Task prompt:
Set down each line of the material that follows, exactly, with no pictures.

Stored rows:
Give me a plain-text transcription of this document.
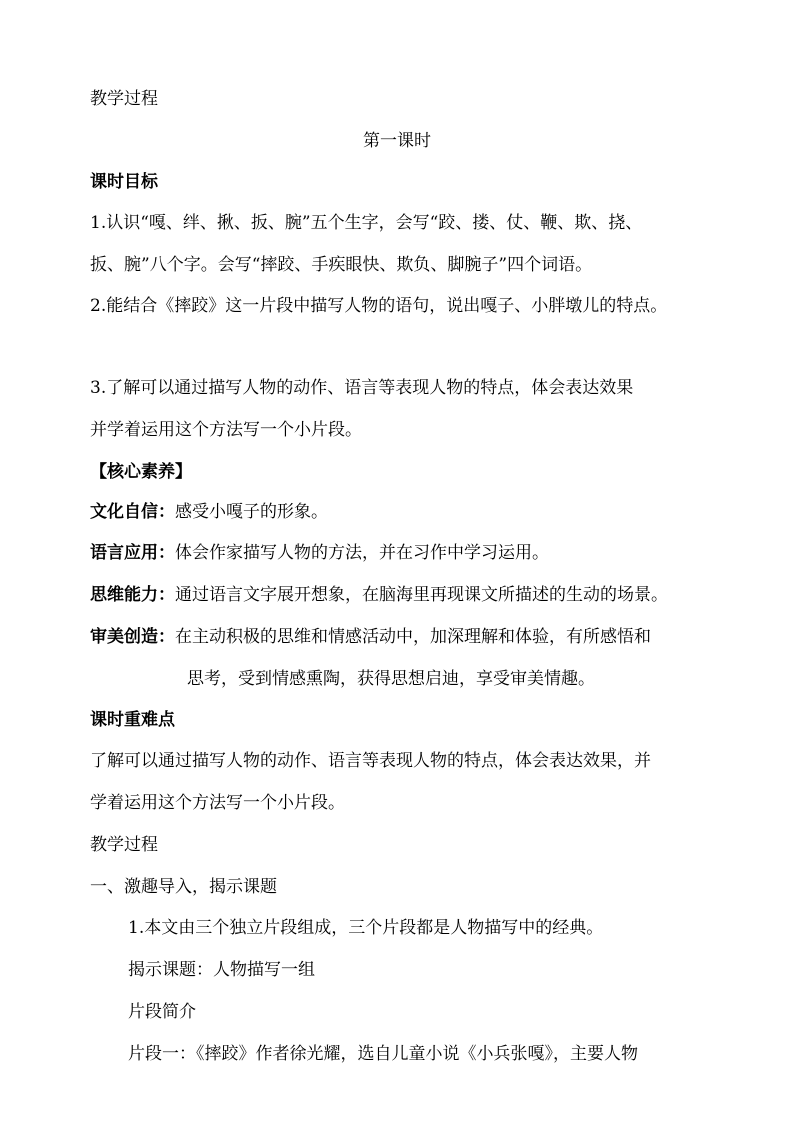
教学过程
第一课时
课时目标
1.认识“嘎、绊、揪、扳、腕”五个生字，会写“跤、搂、仗、鞭、欺、挠、
扳、腕”八个字。会写“摔跤、手疾眼快、欺负、脚腕子”四个词语。
2.能结合《摔跤》这一片段中描写人物的语句，说出嘎子、小胖墩儿的特点。
3.了解可以通过描写人物的动作、语言等表现人物的特点，体会表达效果
并学着运用这个方法写一个小片段。
【核心素养】
文化自信：感受小嘎子的形象。
语言应用：体会作家描写人物的方法，并在习作中学习运用。
思维能力：通过语言文字展开想象，在脑海里再现课文所描述的生动的场景。
审美创造：在主动积极的思维和情感活动中，加深理解和体验，有所感悟和
思考，受到情感熏陶，获得思想启迪，享受审美情趣。
课时重难点
了解可以通过描写人物的动作、语言等表现人物的特点，体会表达效果，并
学着运用这个方法写一个小片段。
教学过程
一、激趣导入，揭示课题
1.本文由三个独立片段组成，三个片段都是人物描写中的经典。
揭示课题：人物描写一组
片段简介
片段一：《摔跤》作者徐光耀，选自儿童小说《小兵张嘎》，主要人物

Exercise solution:
Give me a plain-text transcription of this document.
教学过程
第一课时
课时目标
1.认识“嘎、绊、揪、扳、腕”五个生字，会写“跤、搂、仗、鞭、欺、挠、
扳、腕”八个字。会写“摔跤、手疾眼快、欺负、脚腕子”四个词语。
2.能结合《摔跤》这一片段中描写人物的语句，说出嘎子、小胖墩儿的特点。
3.了解可以通过描写人物的动作、语言等表现人物的特点，体会表达效果
并学着运用这个方法写一个小片段。
【核心素养】
文化自信：感受小嘎子的形象。
语言应用：体会作家描写人物的方法，并在习作中学习运用。
思维能力：通过语言文字展开想象，在脑海里再现课文所描述的生动的场景。
审美创造：在主动积极的思维和情感活动中，加深理解和体验，有所感悟和
思考，受到情感熏陶，获得思想启迪，享受审美情趣。
课时重难点
了解可以通过描写人物的动作、语言等表现人物的特点，体会表达效果，并
学着运用这个方法写一个小片段。
教学过程
一、激趣导入，揭示课题
1.本文由三个独立片段组成，三个片段都是人物描写中的经典。
揭示课题：人物描写一组
片段简介
片段一：《摔跤》作者徐光耀，选自儿童小说《小兵张嘎》，主要人物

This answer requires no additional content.